Select all lines holding the word "name" from the entries that follow.

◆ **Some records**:

..............................

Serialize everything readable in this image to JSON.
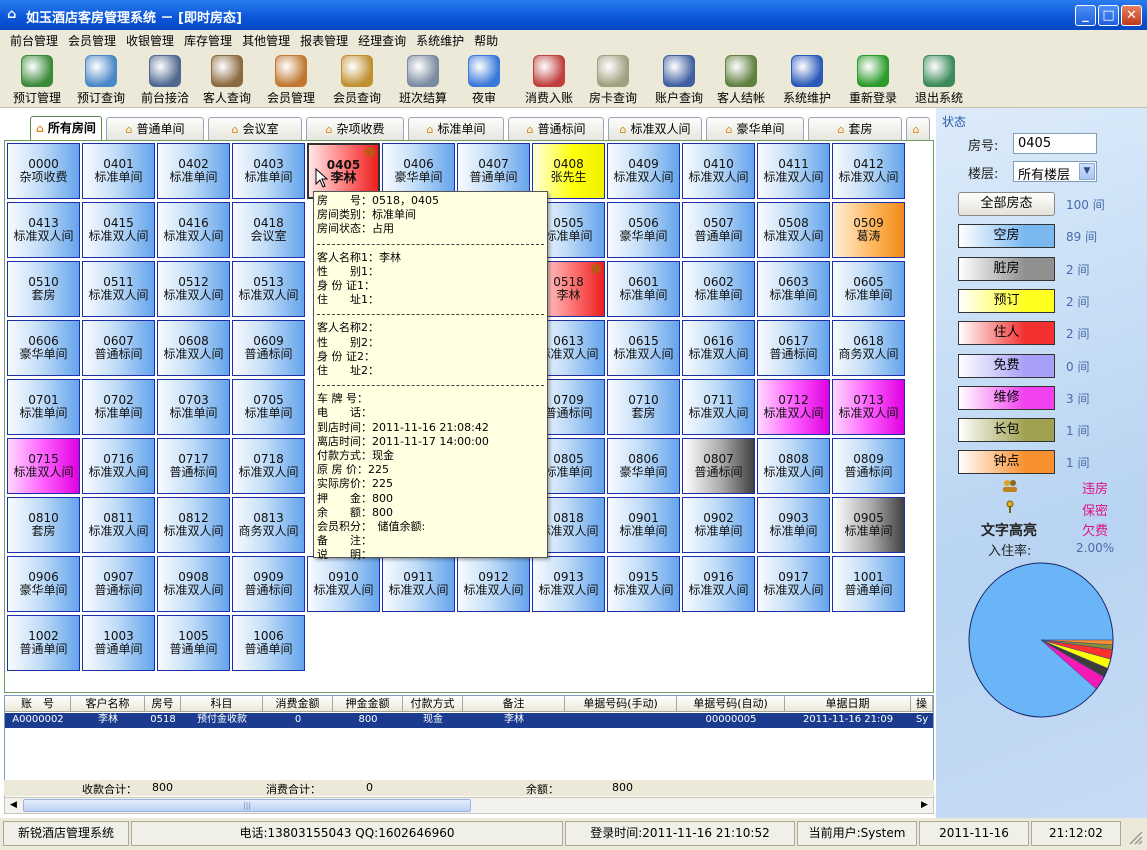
{
  "window": {
    "title": "如玉酒店客房管理系统 － [即时房态]",
    "icon": "app-house-icon"
  },
  "menu": [
    "前台管理",
    "会员管理",
    "收银管理",
    "库存管理",
    "其他管理",
    "报表管理",
    "经理查询",
    "系统维护",
    "帮助"
  ],
  "toolbar": [
    {
      "label": "预订管理",
      "icon": "globe-icon"
    },
    {
      "label": "预订查询",
      "icon": "magnifier-doc-icon"
    },
    {
      "label": "前台接洽",
      "icon": "receptionist-icon"
    },
    {
      "label": "客人查询",
      "icon": "person-search-icon"
    },
    {
      "label": "会员管理",
      "icon": "members-icon"
    },
    {
      "label": "会员查询",
      "icon": "member-key-icon"
    },
    {
      "label": "班次结算",
      "icon": "printer-icon"
    },
    {
      "label": "夜审",
      "icon": "clock-icon"
    },
    {
      "label": "消费入账",
      "icon": "house-entry-icon"
    },
    {
      "label": "房卡查询",
      "icon": "card-icon"
    },
    {
      "label": "账户查询",
      "icon": "monitor-icon"
    },
    {
      "label": "客人结帐",
      "icon": "checkout-chart-icon"
    },
    {
      "label": "系统维护",
      "icon": "tools-icon"
    },
    {
      "label": "重新登录",
      "icon": "refresh-icon"
    },
    {
      "label": "退出系统",
      "icon": "exit-door-icon"
    }
  ],
  "tabs": [
    "所有房间",
    "普通单间",
    "会议室",
    "杂项收费",
    "标准单间",
    "普通标间",
    "标准双人间",
    "豪华单间",
    "套房",
    ""
  ],
  "rooms": [
    {
      "n": "0000",
      "t": "杂项收费",
      "s": ""
    },
    {
      "n": "0401",
      "t": "标准单间",
      "s": ""
    },
    {
      "n": "0402",
      "t": "标准单间",
      "s": ""
    },
    {
      "n": "0403",
      "t": "标准单间",
      "s": ""
    },
    {
      "n": "0405",
      "t": "李林",
      "s": "red",
      "sel": true,
      "p": true
    },
    {
      "n": "0406",
      "t": "豪华单间",
      "s": ""
    },
    {
      "n": "0407",
      "t": "普通单间",
      "s": ""
    },
    {
      "n": "0408",
      "t": "张先生",
      "s": "yellow"
    },
    {
      "n": "0409",
      "t": "标准双人间",
      "s": ""
    },
    {
      "n": "0410",
      "t": "标准双人间",
      "s": ""
    },
    {
      "n": "0411",
      "t": "标准双人间",
      "s": ""
    },
    {
      "n": "0412",
      "t": "标准双人间",
      "s": ""
    },
    {
      "n": "0413",
      "t": "标准双人间",
      "s": ""
    },
    {
      "n": "0415",
      "t": "标准双人间",
      "s": ""
    },
    {
      "n": "0416",
      "t": "标准双人间",
      "s": ""
    },
    {
      "n": "0418",
      "t": "会议室",
      "s": ""
    },
    {
      "n": "",
      "t": "",
      "s": "",
      "hid": true
    },
    {
      "n": "",
      "t": "",
      "s": "",
      "hid": true
    },
    {
      "n": "",
      "t": "",
      "s": "",
      "hid": true
    },
    {
      "n": "0505",
      "t": "标准单间",
      "s": ""
    },
    {
      "n": "0506",
      "t": "豪华单间",
      "s": ""
    },
    {
      "n": "0507",
      "t": "普通单间",
      "s": ""
    },
    {
      "n": "0508",
      "t": "标准双人间",
      "s": ""
    },
    {
      "n": "0509",
      "t": "葛涛",
      "s": "orange"
    },
    {
      "n": "0510",
      "t": "套房",
      "s": ""
    },
    {
      "n": "0511",
      "t": "标准双人间",
      "s": ""
    },
    {
      "n": "0512",
      "t": "标准双人间",
      "s": ""
    },
    {
      "n": "0513",
      "t": "标准双人间",
      "s": ""
    },
    {
      "n": "",
      "t": "",
      "s": "",
      "hid": true
    },
    {
      "n": "",
      "t": "",
      "s": "",
      "hid": true
    },
    {
      "n": "",
      "t": "",
      "s": "",
      "hid": true
    },
    {
      "n": "0518",
      "t": "李林",
      "s": "red",
      "p": true
    },
    {
      "n": "0601",
      "t": "标准单间",
      "s": ""
    },
    {
      "n": "0602",
      "t": "标准单间",
      "s": ""
    },
    {
      "n": "0603",
      "t": "标准单间",
      "s": ""
    },
    {
      "n": "0605",
      "t": "标准单间",
      "s": ""
    },
    {
      "n": "0606",
      "t": "豪华单间",
      "s": ""
    },
    {
      "n": "0607",
      "t": "普通标间",
      "s": ""
    },
    {
      "n": "0608",
      "t": "标准双人间",
      "s": ""
    },
    {
      "n": "0609",
      "t": "普通标间",
      "s": ""
    },
    {
      "n": "",
      "t": "",
      "s": "",
      "hid": true
    },
    {
      "n": "",
      "t": "",
      "s": "",
      "hid": true
    },
    {
      "n": "",
      "t": "",
      "s": "",
      "hid": true
    },
    {
      "n": "0613",
      "t": "标准双人间",
      "s": ""
    },
    {
      "n": "0615",
      "t": "标准双人间",
      "s": ""
    },
    {
      "n": "0616",
      "t": "标准双人间",
      "s": ""
    },
    {
      "n": "0617",
      "t": "普通标间",
      "s": ""
    },
    {
      "n": "0618",
      "t": "商务双人间",
      "s": ""
    },
    {
      "n": "0701",
      "t": "标准单间",
      "s": ""
    },
    {
      "n": "0702",
      "t": "标准单间",
      "s": ""
    },
    {
      "n": "0703",
      "t": "标准单间",
      "s": ""
    },
    {
      "n": "0705",
      "t": "标准单间",
      "s": ""
    },
    {
      "n": "",
      "t": "",
      "s": "",
      "hid": true
    },
    {
      "n": "",
      "t": "",
      "s": "",
      "hid": true
    },
    {
      "n": "",
      "t": "",
      "s": "",
      "hid": true
    },
    {
      "n": "0709",
      "t": "普通标间",
      "s": ""
    },
    {
      "n": "0710",
      "t": "套房",
      "s": ""
    },
    {
      "n": "0711",
      "t": "标准双人间",
      "s": ""
    },
    {
      "n": "0712",
      "t": "标准双人间",
      "s": "magenta"
    },
    {
      "n": "0713",
      "t": "标准双人间",
      "s": "magenta"
    },
    {
      "n": "0715",
      "t": "标准双人间",
      "s": "magenta"
    },
    {
      "n": "0716",
      "t": "标准双人间",
      "s": ""
    },
    {
      "n": "0717",
      "t": "普通标间",
      "s": ""
    },
    {
      "n": "0718",
      "t": "标准双人间",
      "s": ""
    },
    {
      "n": "",
      "t": "",
      "s": "",
      "hid": true
    },
    {
      "n": "",
      "t": "",
      "s": "",
      "hid": true
    },
    {
      "n": "",
      "t": "",
      "s": "",
      "hid": true
    },
    {
      "n": "0805",
      "t": "标准单间",
      "s": ""
    },
    {
      "n": "0806",
      "t": "豪华单间",
      "s": ""
    },
    {
      "n": "0807",
      "t": "普通标间",
      "s": "gray"
    },
    {
      "n": "0808",
      "t": "标准双人间",
      "s": ""
    },
    {
      "n": "0809",
      "t": "普通标间",
      "s": ""
    },
    {
      "n": "0810",
      "t": "套房",
      "s": ""
    },
    {
      "n": "0811",
      "t": "标准双人间",
      "s": ""
    },
    {
      "n": "0812",
      "t": "标准双人间",
      "s": ""
    },
    {
      "n": "0813",
      "t": "商务双人间",
      "s": ""
    },
    {
      "n": "",
      "t": "",
      "s": "",
      "hid": true
    },
    {
      "n": "",
      "t": "",
      "s": "",
      "hid": true
    },
    {
      "n": "",
      "t": "",
      "s": "",
      "hid": true
    },
    {
      "n": "0818",
      "t": "标准双人间",
      "s": ""
    },
    {
      "n": "0901",
      "t": "标准单间",
      "s": ""
    },
    {
      "n": "0902",
      "t": "标准单间",
      "s": ""
    },
    {
      "n": "0903",
      "t": "标准单间",
      "s": ""
    },
    {
      "n": "0905",
      "t": "标准单间",
      "s": "gray"
    },
    {
      "n": "0906",
      "t": "豪华单间",
      "s": ""
    },
    {
      "n": "0907",
      "t": "普通标间",
      "s": ""
    },
    {
      "n": "0908",
      "t": "标准双人间",
      "s": ""
    },
    {
      "n": "0909",
      "t": "普通标间",
      "s": ""
    },
    {
      "n": "0910",
      "t": "标准双人间",
      "s": ""
    },
    {
      "n": "0911",
      "t": "标准双人间",
      "s": ""
    },
    {
      "n": "0912",
      "t": "标准双人间",
      "s": ""
    },
    {
      "n": "0913",
      "t": "标准双人间",
      "s": ""
    },
    {
      "n": "0915",
      "t": "标准双人间",
      "s": ""
    },
    {
      "n": "0916",
      "t": "标准双人间",
      "s": ""
    },
    {
      "n": "0917",
      "t": "标准双人间",
      "s": ""
    },
    {
      "n": "1001",
      "t": "普通单间",
      "s": ""
    },
    {
      "n": "1002",
      "t": "普通单间",
      "s": ""
    },
    {
      "n": "1003",
      "t": "普通单间",
      "s": ""
    },
    {
      "n": "1005",
      "t": "普通单间",
      "s": ""
    },
    {
      "n": "1006",
      "t": "普通单间",
      "s": ""
    }
  ],
  "tooltip": [
    "房　　号：0518，0405",
    "房间类别：标准单间",
    "房间状态：占用",
    "-",
    "客人名称1：李林",
    "性　　别1：",
    "身 份 证1：",
    "住　　址1：",
    "-",
    "客人名称2：",
    "性　　别2：",
    "身 份 证2：",
    "住　　址2：",
    "-",
    "车 牌 号：",
    "电　　话：",
    "到店时间：2011-11-16 21:08:42",
    "离店时间：2011-11-17 14:00:00",
    "付款方式：现金",
    "原 房 价：225",
    "实际房价：225",
    "押　　金：800",
    "余　　额：800",
    "会员积分：　储值余额:",
    "备　　注：",
    "说　　明："
  ],
  "right": {
    "status_label": "状态",
    "room_label": "房号:",
    "room_value": "0405",
    "floor_label": "楼层:",
    "floor_value": "所有楼层",
    "statuses": [
      {
        "label": "全部房态",
        "count": "100 间",
        "color": "#f2f2ee"
      },
      {
        "label": "空房",
        "count": "89 间",
        "color": "#7ab8f2"
      },
      {
        "label": "脏房",
        "count": "2 间",
        "color": "#909090"
      },
      {
        "label": "预订",
        "count": "2 间",
        "color": "#ffff20"
      },
      {
        "label": "住人",
        "count": "2 间",
        "color": "#f23030"
      },
      {
        "label": "免费",
        "count": "0 间",
        "color": "#a8a0f8"
      },
      {
        "label": "维修",
        "count": "3 间",
        "color": "#f040f0"
      },
      {
        "label": "长包",
        "count": "1 间",
        "color": "#a0a050"
      },
      {
        "label": "钟点",
        "count": "1 间",
        "color": "#f89030"
      }
    ],
    "legend": [
      "违房",
      "保密",
      "欠费"
    ],
    "highlight_label": "文字高亮",
    "occupancy_label": "入住率:",
    "occupancy_value": "2.00%",
    "pie": [
      {
        "name": "空房",
        "value": 89,
        "color": "#69b5f7"
      },
      {
        "name": "维修",
        "value": 3,
        "color": "#f41ab4"
      },
      {
        "name": "脏房",
        "value": 2,
        "color": "#3c3c3c"
      },
      {
        "name": "预订",
        "value": 2,
        "color": "#ffff00"
      },
      {
        "name": "住人",
        "value": 2,
        "color": "#ff3030"
      },
      {
        "name": "长包",
        "value": 1,
        "color": "#8a8a3a"
      },
      {
        "name": "钟点",
        "value": 1,
        "color": "#f89030"
      }
    ]
  },
  "ledger": {
    "columns": [
      "账　号",
      "客户名称",
      "房号",
      "科目",
      "消费金额",
      "押金金额",
      "付款方式",
      "备注",
      "单据号码(手动)",
      "单据号码(自动)",
      "单据日期",
      "操"
    ],
    "row": [
      "A0000002",
      "李林",
      "0518",
      "预付金收款",
      "0",
      "800",
      "现金",
      "李林",
      "",
      "00000005",
      "2011-11-16 21:09",
      "Sy"
    ]
  },
  "summary": {
    "income_label": "收款合计：",
    "income": "800",
    "expense_label": "消费合计：",
    "expense": "0",
    "balance_label": "余额：",
    "balance": "800"
  },
  "statusbar": {
    "app": "新锐酒店管理系统",
    "contact": "电话:13803155043 QQ:1602646960",
    "login": "登录时间:2011-11-16 21:10:52",
    "user": "当前用户:System",
    "date": "2011-11-16",
    "time": "21:12:02"
  },
  "colors": {
    "title_bar": "#0a55d8",
    "selected_row": "#1a3b8e",
    "grid_border": "#6d9d5f"
  }
}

..............................

◆ **FULL OUTPUT**:
        "name": "空房",
        "name": "维修",
        "name": "脏房",
        "name": "预订",
        "name": "住人",
        "name": "长包",
        "name": "钟点",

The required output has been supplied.